* Start *
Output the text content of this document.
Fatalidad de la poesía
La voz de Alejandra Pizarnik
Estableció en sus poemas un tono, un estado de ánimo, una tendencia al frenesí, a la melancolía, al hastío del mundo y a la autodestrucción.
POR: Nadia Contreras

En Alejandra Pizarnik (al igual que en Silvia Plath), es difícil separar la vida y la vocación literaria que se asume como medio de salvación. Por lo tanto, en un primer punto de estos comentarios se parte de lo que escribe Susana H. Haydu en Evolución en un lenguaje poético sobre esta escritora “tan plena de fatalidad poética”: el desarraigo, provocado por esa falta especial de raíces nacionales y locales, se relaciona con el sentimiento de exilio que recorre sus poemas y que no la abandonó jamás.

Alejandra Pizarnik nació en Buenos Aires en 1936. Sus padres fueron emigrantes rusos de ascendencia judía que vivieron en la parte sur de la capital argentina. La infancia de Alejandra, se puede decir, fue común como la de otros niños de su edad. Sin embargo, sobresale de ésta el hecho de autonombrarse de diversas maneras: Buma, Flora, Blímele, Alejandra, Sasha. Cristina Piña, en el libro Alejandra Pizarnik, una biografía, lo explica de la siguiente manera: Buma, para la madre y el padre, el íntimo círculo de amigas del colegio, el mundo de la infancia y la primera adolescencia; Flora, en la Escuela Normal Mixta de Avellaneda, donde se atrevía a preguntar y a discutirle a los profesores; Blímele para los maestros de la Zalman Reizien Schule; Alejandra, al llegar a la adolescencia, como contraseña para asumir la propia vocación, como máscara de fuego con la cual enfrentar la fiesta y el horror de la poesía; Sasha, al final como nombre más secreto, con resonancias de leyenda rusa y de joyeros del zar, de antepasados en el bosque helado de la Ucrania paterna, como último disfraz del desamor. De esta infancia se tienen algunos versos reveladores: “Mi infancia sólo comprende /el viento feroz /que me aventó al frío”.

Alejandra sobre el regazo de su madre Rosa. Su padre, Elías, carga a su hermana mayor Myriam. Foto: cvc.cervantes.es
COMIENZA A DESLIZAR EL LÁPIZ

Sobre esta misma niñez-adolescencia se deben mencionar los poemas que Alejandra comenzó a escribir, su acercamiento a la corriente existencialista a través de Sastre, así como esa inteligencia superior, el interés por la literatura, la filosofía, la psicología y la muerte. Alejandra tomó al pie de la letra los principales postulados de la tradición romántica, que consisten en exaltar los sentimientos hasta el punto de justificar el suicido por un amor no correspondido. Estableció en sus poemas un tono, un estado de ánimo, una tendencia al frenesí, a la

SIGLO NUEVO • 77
* End *
> Exercise goal: All lines holding the word "Estableció" should be picked out and copied.

> Task output:
Estableció en sus poemas un tono, un estado de ánimo, una tendencia al frenesí, a la melancolía, al hastío del mundo y a la autodestrucción.
Sobre esta misma niñez-adolescencia se deben mencionar los poemas que Alejandra comenzó a escribir, su acercamiento a la corriente existencialista a través de Sastre, así como esa inteligencia superior, el interés por la literatura, la filosofía, la psicología y la muerte. Alejandra tomó al pie de la letra los principales postulados de la tradición romántica, que consisten en exaltar los sentimientos hasta el punto de justificar el suicido por un amor no correspondido. Estableció en sus poemas un tono, un estado de ánimo, una tendencia al frenesí, a la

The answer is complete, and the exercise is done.